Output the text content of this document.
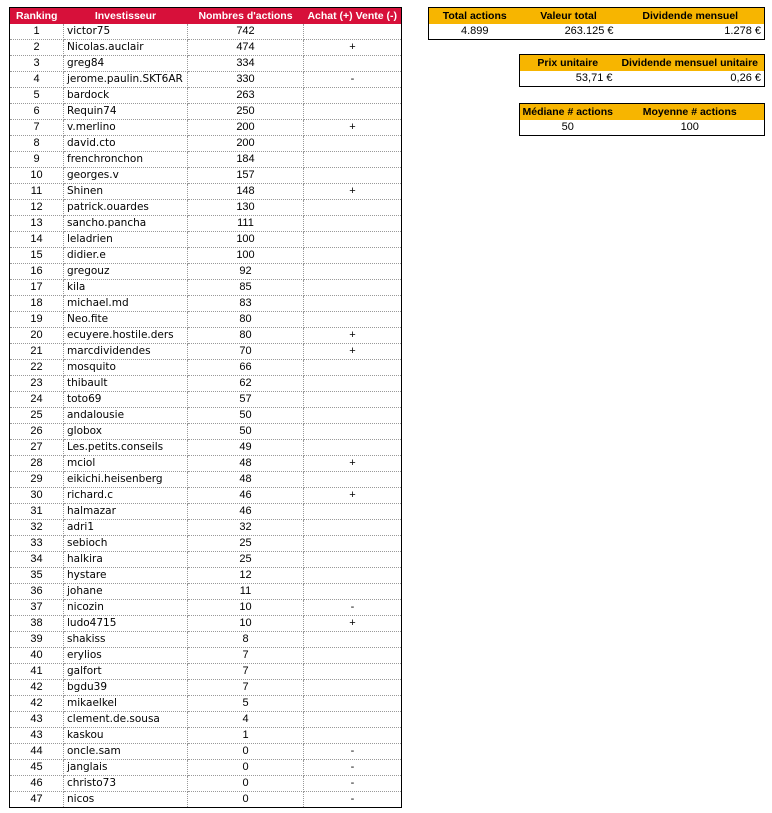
Ranking	Investisseur	Nombres d'actions	Achat (+) Vente (-)
1	victor75	742	
2	Nicolas.auclair	474	+
3	greg84	334	
4	jerome.paulin.SKT6AR	330	-
5	bardock	263	
6	Requin74	250	
7	v.merlino	200	+
8	david.cto	200	
9	frenchronchon	184	
10	georges.v	157	
11	Shinen	148	+
12	patrick.ouardes	130	
13	sancho.pancha	111	
14	leladrien	100	
15	didier.e	100	
16	gregouz	92	
17	kila	85	
18	michael.md	83	
19	Neo.fite	80	
20	ecuyere.hostile.ders	80	+
21	marcdividendes	70	+
22	mosquito	66	
23	thibault	62	
24	toto69	57	
25	andalousie	50	
26	globox	50	
27	Les.petits.conseils	49	
28	mciol	48	+
29	eikichi.heisenberg	48	
30	richard.c	46	+
31	halmazar	46	
32	adri1	32	
33	sebioch	25	
34	halkira	25	
35	hystare	12	
36	johane	11	
37	nicozin	10	-
38	ludo4715	10	+
39	shakiss	8	
40	erylios	7	
41	galfort	7	
42	bgdu39	7	
42	mikaelkel	5	
43	clement.de.sousa	4	
43	kaskou	1	
44	oncle.sam	0	-
45	janglais	0	-
46	christo73	0	-
47	nicos	0	-
Total actions	Valeur total	Dividende mensuel
4.899	263.125 €	1.278 €
Prix unitaire	Dividende mensuel unitaire
53,71 €	0,26 €
Médiane # actions	Moyenne # actions
50	100
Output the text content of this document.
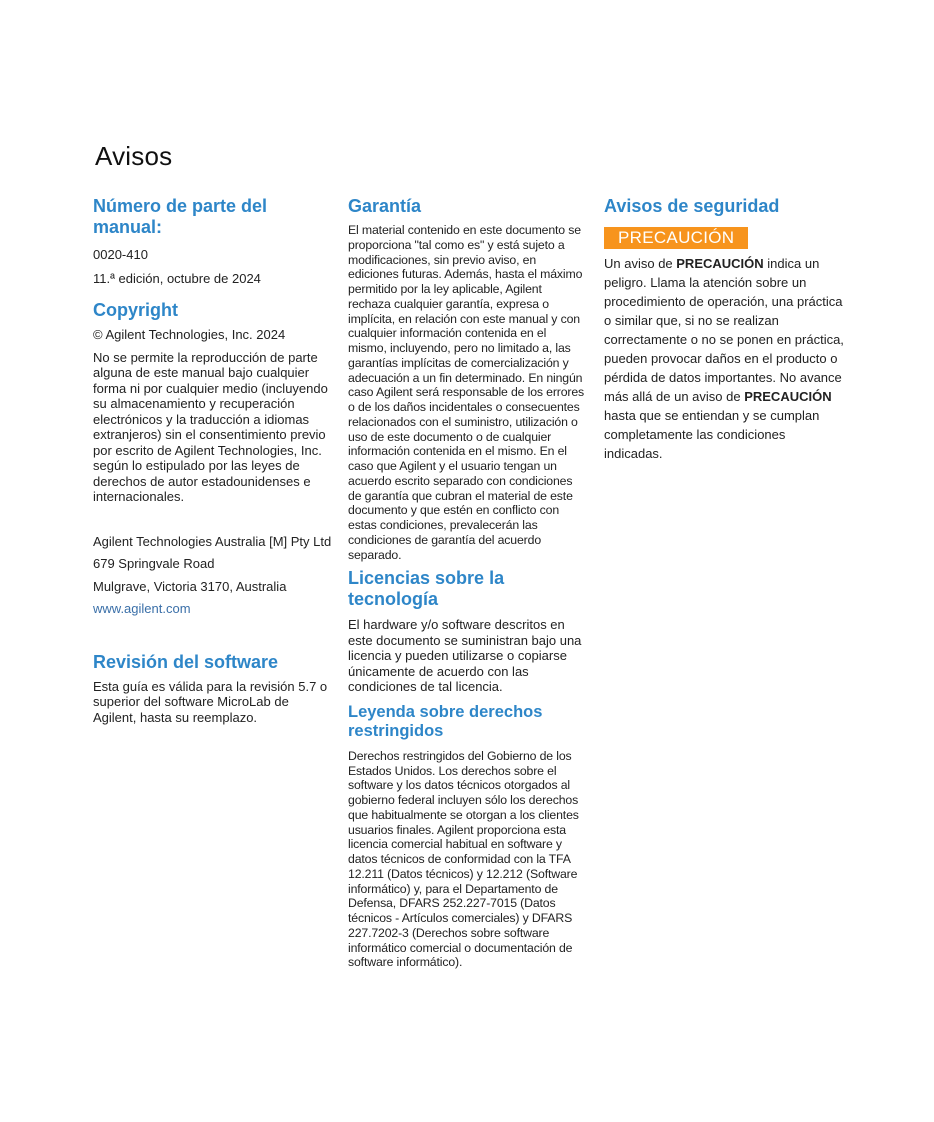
Avisos
Número de parte del manual:

0020-410

11.ª edición, octubre de 2024

Copyright

© Agilent Technologies, Inc. 2024

No se permite la reproducción de parte alguna de este manual bajo cualquier forma ni por cualquier medio (incluyendo su almacenamiento y recuperación electrónicos y la traducción a idiomas extranjeros) sin el consentimiento previo por escrito de Agilent Technologies, Inc. según lo estipulado por las leyes de derechos de autor estadounidenses e internacionales.

Agilent Technologies Australia [M] Pty Ltd

679 Springvale Road

Mulgrave, Victoria 3170, Australia

www.agilent.com

Revisión del software

Esta guía es válida para la revisión 5.7 o superior del software MicroLab de Agilent, hasta su reemplazo.

Garantía

El material contenido en este documento se proporciona "tal como es" y está sujeto a modificaciones, sin previo aviso, en ediciones futuras. Además, hasta el máximo permitido por la ley aplicable, Agilent rechaza cualquier garantía, expresa o implícita, en relación con este manual y con cualquier información contenida en el mismo, incluyendo, pero no limitado a, las garantías implícitas de comercialización y adecuación a un fin determinado. En ningún caso Agilent será responsable de los errores o de los daños incidentales o consecuentes relacionados con el suministro, utilización o uso de este documento o de cualquier información contenida en el mismo. En el caso que Agilent y el usuario tengan un acuerdo escrito separado con condiciones de garantía que cubran el material de este documento y que estén en conflicto con estas condiciones, prevalecerán las condiciones de garantía del acuerdo separado.

Licencias sobre la tecnología

El hardware y/o software descritos en este documento se suministran bajo una licencia y pueden utilizarse o copiarse únicamente de acuerdo con las condiciones de tal licencia.

Leyenda sobre derechos restringidos

Derechos restringidos del Gobierno de los Estados Unidos. Los derechos sobre el software y los datos técnicos otorgados al gobierno federal incluyen sólo los derechos que habitualmente se otorgan a los clientes usuarios finales. Agilent proporciona esta licencia comercial habitual en software y datos técnicos de conformidad con la TFA 12.211 (Datos técnicos) y 12.212 (Software informático) y, para el Departamento de Defensa, DFARS 252.227-7015 (Datos técnicos - Artículos comerciales) y DFARS 227.7202-3 (Derechos sobre software informático comercial o documentación de software informático).

Avisos de seguridad
PRECAUCIÓN

Un aviso de PRECAUCIÓN indica un peligro. Llama la atención sobre un procedimiento de operación, una práctica o similar que, si no se realizan correctamente o no se ponen en práctica, pueden provocar daños en el producto o pérdida de datos importantes. No avance más allá de un aviso de PRECAUCIÓN hasta que se entiendan y se cumplan completamente las condiciones indicadas.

Aim of the task
Copy out each line in the listing that has the word "incluyendo".

Final answer
No se permite la reproducción de parte alguna de este manual bajo cualquier forma ni por cualquier medio (incluyendo su almacenamiento y recuperación electrónicos y la traducción a idiomas extranjeros) sin el consentimiento previo por escrito de Agilent Technologies, Inc. según lo estipulado por las leyes de derechos de autor estadounidenses e internacionales.
El material contenido en este documento se proporciona "tal como es" y está sujeto a modificaciones, sin previo aviso, en ediciones futuras. Además, hasta el máximo permitido por la ley aplicable, Agilent rechaza cualquier garantía, expresa o implícita, en relación con este manual y con cualquier información contenida en el mismo, incluyendo, pero no limitado a, las garantías implícitas de comercialización y adecuación a un fin determinado. En ningún caso Agilent será responsable de los errores o de los daños incidentales o consecuentes relacionados con el suministro, utilización o uso de este documento o de cualquier información contenida en el mismo. En el caso que Agilent y el usuario tengan un acuerdo escrito separado con condiciones de garantía que cubran el material de este documento y que estén en conflicto con estas condiciones, prevalecerán las condiciones de garantía del acuerdo separado.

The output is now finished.